- [WRITTEN PROBLEM]: Every entry must be copied word for word.

- [DATASET RECORDS]:
****

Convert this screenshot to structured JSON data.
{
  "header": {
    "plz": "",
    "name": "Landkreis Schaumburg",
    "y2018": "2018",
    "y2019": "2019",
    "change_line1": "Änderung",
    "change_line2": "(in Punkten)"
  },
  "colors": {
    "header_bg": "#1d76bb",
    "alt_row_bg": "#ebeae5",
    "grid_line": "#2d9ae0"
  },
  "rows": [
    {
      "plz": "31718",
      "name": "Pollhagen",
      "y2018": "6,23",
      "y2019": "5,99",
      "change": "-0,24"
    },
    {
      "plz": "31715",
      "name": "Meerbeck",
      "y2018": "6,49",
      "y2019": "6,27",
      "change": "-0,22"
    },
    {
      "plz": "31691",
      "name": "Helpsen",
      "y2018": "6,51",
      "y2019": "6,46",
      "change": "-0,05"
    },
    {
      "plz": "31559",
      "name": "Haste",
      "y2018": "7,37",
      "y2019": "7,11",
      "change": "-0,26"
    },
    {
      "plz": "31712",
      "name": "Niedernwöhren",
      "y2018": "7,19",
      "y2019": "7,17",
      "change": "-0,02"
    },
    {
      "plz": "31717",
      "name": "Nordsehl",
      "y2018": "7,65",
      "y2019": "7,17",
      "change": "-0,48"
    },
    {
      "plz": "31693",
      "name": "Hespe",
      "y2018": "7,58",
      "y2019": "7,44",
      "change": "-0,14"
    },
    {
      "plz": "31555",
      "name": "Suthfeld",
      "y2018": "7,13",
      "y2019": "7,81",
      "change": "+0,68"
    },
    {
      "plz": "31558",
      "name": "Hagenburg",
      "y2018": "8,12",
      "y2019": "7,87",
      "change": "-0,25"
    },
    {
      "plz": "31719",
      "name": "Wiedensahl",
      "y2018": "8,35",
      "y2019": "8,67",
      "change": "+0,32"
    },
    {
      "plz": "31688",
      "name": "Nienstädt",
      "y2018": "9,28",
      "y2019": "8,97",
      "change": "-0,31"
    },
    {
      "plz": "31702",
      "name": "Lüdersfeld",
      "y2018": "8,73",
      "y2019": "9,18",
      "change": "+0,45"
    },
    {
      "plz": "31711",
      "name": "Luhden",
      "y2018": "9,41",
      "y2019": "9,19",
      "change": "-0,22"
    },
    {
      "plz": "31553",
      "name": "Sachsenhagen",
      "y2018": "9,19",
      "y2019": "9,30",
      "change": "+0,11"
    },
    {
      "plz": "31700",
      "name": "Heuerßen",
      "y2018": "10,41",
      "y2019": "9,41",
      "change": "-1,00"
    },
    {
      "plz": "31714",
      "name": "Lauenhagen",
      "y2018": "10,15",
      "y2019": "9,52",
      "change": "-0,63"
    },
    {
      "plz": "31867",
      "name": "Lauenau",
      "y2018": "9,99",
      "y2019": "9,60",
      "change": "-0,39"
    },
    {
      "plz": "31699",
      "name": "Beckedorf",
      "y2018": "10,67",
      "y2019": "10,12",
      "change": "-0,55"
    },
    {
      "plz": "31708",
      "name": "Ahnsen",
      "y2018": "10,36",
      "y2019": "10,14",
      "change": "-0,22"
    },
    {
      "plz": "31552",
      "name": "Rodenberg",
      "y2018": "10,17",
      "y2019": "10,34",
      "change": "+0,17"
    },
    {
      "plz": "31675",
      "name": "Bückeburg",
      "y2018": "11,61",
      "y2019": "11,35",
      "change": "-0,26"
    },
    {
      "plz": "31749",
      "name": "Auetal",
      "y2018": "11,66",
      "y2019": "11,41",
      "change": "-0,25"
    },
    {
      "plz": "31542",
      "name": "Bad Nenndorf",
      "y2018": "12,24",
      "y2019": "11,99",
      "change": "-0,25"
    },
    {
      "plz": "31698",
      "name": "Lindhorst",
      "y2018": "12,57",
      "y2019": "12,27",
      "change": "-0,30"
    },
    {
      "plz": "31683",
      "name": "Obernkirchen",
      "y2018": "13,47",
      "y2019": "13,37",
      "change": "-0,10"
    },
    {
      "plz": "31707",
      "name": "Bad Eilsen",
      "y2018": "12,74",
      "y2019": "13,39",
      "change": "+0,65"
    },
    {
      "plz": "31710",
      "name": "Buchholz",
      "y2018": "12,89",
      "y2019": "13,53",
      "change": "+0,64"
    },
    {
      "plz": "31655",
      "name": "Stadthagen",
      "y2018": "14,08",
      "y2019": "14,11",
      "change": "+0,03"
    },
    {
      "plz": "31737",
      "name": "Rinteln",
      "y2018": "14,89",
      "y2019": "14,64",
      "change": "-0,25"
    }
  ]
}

****

- [THE OUTPUT]:
Convert this screenshot to structured JSON data.
{
  "header": {
    "plz": "",
    "name": "Landkreis Schaumburg",
    "y2018": "2018",
    "y2019": "2019",
    "change_line1": "Änderung",
    "change_line2": "(in Punkten)"
  },
  "colors": {
    "header_bg": "#1d76bb",
    "alt_row_bg": "#ebeae5",
    "grid_line": "#2d9ae0"
  },
  "rows": [
    {
      "plz": "31718",
      "name": "Pollhagen",
      "y2018": "6,23",
      "y2019": "5,99",
      "change": "-0,24"
    },
    {
      "plz": "31715",
      "name": "Meerbeck",
      "y2018": "6,49",
      "y2019": "6,27",
      "change": "-0,22"
    },
    {
      "plz": "31691",
      "name": "Helpsen",
      "y2018": "6,51",
      "y2019": "6,46",
      "change": "-0,05"
    },
    {
      "plz": "31559",
      "name": "Haste",
      "y2018": "7,37",
      "y2019": "7,11",
      "change": "-0,26"
    },
    {
      "plz": "31712",
      "name": "Niedernwöhren",
      "y2018": "7,19",
      "y2019": "7,17",
      "change": "-0,02"
    },
    {
      "plz": "31717",
      "name": "Nordsehl",
      "y2018": "7,65",
      "y2019": "7,17",
      "change": "-0,48"
    },
    {
      "plz": "31693",
      "name": "Hespe",
      "y2018": "7,58",
      "y2019": "7,44",
      "change": "-0,14"
    },
    {
      "plz": "31555",
      "name": "Suthfeld",
      "y2018": "7,13",
      "y2019": "7,81",
      "change": "+0,68"
    },
    {
      "plz": "31558",
      "name": "Hagenburg",
      "y2018": "8,12",
      "y2019": "7,87",
      "change": "-0,25"
    },
    {
      "plz": "31719",
      "name": "Wiedensahl",
      "y2018": "8,35",
      "y2019": "8,67",
      "change": "+0,32"
    },
    {
      "plz": "31688",
      "name": "Nienstädt",
      "y2018": "9,28",
      "y2019": "8,97",
      "change": "-0,31"
    },
    {
      "plz": "31702",
      "name": "Lüdersfeld",
      "y2018": "8,73",
      "y2019": "9,18",
      "change": "+0,45"
    },
    {
      "plz": "31711",
      "name": "Luhden",
      "y2018": "9,41",
      "y2019": "9,19",
      "change": "-0,22"
    },
    {
      "plz": "31553",
      "name": "Sachsenhagen",
      "y2018": "9,19",
      "y2019": "9,30",
      "change": "+0,11"
    },
    {
      "plz": "31700",
      "name": "Heuerßen",
      "y2018": "10,41",
      "y2019": "9,41",
      "change": "-1,00"
    },
    {
      "plz": "31714",
      "name": "Lauenhagen",
      "y2018": "10,15",
      "y2019": "9,52",
      "change": "-0,63"
    },
    {
      "plz": "31867",
      "name": "Lauenau",
      "y2018": "9,99",
      "y2019": "9,60",
      "change": "-0,39"
    },
    {
      "plz": "31699",
      "name": "Beckedorf",
      "y2018": "10,67",
      "y2019": "10,12",
      "change": "-0,55"
    },
    {
      "plz": "31708",
      "name": "Ahnsen",
      "y2018": "10,36",
      "y2019": "10,14",
      "change": "-0,22"
    },
    {
      "plz": "31552",
      "name": "Rodenberg",
      "y2018": "10,17",
      "y2019": "10,34",
      "change": "+0,17"
    },
    {
      "plz": "31675",
      "name": "Bückeburg",
      "y2018": "11,61",
      "y2019": "11,35",
      "change": "-0,26"
    },
    {
      "plz": "31749",
      "name": "Auetal",
      "y2018": "11,66",
      "y2019": "11,41",
      "change": "-0,25"
    },
    {
      "plz": "31542",
      "name": "Bad Nenndorf",
      "y2018": "12,24",
      "y2019": "11,99",
      "change": "-0,25"
    },
    {
      "plz": "31698",
      "name": "Lindhorst",
      "y2018": "12,57",
      "y2019": "12,27",
      "change": "-0,30"
    },
    {
      "plz": "31683",
      "name": "Obernkirchen",
      "y2018": "13,47",
      "y2019": "13,37",
      "change": "-0,10"
    },
    {
      "plz": "31707",
      "name": "Bad Eilsen",
      "y2018": "12,74",
      "y2019": "13,39",
      "change": "+0,65"
    },
    {
      "plz": "31710",
      "name": "Buchholz",
      "y2018": "12,89",
      "y2019": "13,53",
      "change": "+0,64"
    },
    {
      "plz": "31655",
      "name": "Stadthagen",
      "y2018": "14,08",
      "y2019": "14,11",
      "change": "+0,03"
    },
    {
      "plz": "31737",
      "name": "Rinteln",
      "y2018": "14,89",
      "y2019": "14,64",
      "change": "-0,25"
    }
  ]
}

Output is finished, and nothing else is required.